GIVEN REQUEST. What is the count of lines that hold the word "employees"? Give only the number.

DATA EXCERPTS.
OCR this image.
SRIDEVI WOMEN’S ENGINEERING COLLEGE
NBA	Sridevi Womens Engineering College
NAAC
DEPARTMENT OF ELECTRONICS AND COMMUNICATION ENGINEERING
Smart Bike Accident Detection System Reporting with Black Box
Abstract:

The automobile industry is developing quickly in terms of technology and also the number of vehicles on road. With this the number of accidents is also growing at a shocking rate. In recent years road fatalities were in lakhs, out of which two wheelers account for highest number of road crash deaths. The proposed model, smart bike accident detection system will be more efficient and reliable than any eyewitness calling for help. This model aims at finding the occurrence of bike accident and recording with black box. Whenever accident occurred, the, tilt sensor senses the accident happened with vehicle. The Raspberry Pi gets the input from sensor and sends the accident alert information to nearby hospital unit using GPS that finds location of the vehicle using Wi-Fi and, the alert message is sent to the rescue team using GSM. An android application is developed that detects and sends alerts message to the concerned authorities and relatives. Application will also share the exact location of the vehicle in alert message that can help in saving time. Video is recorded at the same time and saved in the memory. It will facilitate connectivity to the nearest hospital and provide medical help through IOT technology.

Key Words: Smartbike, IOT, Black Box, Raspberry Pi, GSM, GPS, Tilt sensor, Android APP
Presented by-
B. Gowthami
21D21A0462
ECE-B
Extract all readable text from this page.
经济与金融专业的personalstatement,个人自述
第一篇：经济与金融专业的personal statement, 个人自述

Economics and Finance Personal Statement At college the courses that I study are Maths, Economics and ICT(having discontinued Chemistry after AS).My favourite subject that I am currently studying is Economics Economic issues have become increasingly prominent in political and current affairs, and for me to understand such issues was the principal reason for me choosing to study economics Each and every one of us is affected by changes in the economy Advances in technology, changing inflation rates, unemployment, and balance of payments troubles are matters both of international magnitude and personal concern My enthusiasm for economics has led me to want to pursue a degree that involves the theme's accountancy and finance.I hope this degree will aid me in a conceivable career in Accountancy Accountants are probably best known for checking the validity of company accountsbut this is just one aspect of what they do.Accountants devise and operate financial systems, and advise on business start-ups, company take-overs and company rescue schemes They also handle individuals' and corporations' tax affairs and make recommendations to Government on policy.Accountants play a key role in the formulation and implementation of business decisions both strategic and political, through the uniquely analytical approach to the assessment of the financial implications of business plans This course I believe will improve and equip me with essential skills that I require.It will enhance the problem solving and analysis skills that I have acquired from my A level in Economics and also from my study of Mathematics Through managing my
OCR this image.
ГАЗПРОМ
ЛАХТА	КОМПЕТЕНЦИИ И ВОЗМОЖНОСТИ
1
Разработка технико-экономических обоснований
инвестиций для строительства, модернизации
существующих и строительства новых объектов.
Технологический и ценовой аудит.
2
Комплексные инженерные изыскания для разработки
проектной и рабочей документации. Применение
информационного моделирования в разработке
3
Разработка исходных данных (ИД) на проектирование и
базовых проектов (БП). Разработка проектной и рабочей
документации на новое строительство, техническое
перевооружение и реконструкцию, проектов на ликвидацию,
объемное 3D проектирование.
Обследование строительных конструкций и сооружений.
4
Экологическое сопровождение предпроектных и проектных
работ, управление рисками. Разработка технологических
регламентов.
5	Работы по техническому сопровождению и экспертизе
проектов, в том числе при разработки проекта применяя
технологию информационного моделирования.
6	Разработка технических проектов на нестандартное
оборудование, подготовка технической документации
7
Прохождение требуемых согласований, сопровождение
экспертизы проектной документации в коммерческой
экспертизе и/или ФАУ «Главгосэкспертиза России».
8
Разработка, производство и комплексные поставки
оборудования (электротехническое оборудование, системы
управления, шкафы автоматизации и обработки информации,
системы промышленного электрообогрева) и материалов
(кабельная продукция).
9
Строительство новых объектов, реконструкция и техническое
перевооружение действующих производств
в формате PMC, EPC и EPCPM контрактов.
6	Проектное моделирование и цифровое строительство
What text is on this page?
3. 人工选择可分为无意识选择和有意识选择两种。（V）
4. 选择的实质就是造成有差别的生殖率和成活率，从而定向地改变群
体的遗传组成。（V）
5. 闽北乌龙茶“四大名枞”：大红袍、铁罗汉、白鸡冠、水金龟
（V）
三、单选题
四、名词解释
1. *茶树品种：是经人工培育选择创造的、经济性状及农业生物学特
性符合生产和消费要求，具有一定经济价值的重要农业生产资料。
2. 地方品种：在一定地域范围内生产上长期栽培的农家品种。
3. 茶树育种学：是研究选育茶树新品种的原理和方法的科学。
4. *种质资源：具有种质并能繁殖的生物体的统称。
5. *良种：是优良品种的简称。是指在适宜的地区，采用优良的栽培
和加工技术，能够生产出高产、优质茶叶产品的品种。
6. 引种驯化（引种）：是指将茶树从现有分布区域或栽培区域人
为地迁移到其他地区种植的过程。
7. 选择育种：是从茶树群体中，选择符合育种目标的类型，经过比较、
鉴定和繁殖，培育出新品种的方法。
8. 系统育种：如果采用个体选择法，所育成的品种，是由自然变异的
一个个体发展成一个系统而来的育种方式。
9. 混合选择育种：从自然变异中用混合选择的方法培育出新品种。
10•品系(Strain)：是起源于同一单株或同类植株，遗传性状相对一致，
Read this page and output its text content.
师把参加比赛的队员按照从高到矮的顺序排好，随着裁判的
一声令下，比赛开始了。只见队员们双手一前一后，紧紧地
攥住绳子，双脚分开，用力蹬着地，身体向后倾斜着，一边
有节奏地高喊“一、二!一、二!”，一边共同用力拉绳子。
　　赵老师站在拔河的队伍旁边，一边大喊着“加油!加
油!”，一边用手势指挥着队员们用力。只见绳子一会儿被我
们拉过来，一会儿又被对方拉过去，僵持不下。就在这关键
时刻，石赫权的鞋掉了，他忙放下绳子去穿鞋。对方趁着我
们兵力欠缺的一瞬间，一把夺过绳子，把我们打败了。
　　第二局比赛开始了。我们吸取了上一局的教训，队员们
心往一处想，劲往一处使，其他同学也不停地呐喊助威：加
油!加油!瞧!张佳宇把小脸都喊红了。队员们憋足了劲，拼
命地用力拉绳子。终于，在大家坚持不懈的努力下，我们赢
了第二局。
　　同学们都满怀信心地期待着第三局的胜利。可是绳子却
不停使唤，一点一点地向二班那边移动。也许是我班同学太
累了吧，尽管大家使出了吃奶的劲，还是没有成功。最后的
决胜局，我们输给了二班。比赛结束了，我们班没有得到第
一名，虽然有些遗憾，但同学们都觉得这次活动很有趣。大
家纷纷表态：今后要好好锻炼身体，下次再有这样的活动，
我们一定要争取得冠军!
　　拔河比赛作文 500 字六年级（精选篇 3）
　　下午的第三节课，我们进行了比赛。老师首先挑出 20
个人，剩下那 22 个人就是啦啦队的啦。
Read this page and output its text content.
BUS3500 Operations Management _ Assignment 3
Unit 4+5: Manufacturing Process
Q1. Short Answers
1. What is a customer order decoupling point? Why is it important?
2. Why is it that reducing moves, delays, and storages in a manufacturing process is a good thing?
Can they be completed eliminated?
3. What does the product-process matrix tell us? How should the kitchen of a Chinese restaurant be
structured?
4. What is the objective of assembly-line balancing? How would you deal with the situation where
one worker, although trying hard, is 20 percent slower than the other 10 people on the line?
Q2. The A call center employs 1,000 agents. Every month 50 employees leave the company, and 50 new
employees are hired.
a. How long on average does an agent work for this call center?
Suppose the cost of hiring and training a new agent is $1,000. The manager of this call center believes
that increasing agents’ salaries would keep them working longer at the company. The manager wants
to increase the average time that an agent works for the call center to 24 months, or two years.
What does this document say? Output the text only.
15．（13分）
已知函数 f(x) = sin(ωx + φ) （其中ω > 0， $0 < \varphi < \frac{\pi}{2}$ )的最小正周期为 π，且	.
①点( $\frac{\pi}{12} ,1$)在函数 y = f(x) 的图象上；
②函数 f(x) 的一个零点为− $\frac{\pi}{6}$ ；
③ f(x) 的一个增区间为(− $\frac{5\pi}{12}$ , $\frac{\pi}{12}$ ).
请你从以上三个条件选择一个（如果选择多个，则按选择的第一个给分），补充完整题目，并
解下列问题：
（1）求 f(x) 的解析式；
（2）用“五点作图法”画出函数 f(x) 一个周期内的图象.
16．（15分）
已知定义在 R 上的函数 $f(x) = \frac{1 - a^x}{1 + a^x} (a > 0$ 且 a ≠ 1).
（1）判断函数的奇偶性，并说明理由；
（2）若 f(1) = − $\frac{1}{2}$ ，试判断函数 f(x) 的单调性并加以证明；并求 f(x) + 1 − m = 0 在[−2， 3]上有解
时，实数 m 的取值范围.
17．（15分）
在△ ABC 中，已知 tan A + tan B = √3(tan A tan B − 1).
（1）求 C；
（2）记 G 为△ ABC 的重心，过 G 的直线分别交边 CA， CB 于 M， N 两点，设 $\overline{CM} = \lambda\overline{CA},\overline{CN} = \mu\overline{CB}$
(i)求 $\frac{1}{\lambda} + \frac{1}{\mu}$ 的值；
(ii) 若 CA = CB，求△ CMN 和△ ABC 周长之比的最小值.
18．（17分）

ANSWER TO THE EXERCISE. 2